====== Data lines ======

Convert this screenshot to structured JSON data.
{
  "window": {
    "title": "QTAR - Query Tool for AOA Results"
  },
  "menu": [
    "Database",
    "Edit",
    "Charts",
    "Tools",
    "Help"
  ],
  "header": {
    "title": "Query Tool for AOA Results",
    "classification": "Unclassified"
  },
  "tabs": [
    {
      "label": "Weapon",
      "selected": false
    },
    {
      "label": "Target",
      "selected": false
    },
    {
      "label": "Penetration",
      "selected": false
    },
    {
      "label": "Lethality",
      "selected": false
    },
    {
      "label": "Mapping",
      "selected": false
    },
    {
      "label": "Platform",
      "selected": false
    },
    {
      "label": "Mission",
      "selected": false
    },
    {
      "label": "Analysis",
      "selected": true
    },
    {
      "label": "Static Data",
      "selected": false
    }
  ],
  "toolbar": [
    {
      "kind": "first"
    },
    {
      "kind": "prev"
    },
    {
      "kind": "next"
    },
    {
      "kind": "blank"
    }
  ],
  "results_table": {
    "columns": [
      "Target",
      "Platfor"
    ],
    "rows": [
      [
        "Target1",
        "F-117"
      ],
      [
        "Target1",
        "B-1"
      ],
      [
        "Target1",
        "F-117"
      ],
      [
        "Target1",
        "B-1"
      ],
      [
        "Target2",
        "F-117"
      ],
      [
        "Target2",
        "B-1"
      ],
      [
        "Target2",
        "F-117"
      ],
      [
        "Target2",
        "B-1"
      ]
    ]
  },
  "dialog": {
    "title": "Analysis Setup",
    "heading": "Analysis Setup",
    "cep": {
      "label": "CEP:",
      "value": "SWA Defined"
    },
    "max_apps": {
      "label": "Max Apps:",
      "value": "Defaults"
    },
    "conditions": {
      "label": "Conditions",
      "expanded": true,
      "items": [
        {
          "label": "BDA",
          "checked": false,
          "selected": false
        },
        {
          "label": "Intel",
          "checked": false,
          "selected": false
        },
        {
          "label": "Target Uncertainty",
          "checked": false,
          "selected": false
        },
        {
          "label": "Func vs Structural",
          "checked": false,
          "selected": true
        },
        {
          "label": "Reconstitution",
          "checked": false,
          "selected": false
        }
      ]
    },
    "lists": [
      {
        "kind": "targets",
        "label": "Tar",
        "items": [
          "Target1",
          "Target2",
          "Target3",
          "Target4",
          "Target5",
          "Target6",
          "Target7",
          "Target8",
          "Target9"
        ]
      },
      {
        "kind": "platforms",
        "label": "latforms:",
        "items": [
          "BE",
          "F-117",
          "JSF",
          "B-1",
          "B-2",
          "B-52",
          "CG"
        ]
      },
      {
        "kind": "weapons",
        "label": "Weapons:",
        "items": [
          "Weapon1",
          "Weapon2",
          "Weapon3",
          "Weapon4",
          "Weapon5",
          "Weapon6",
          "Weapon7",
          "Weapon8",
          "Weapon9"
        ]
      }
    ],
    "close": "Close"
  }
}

======

Problem to work on: Each line that has the word "true" should be copied.

The completed task:
      "selected": true
      "expanded": true,
          "selected": true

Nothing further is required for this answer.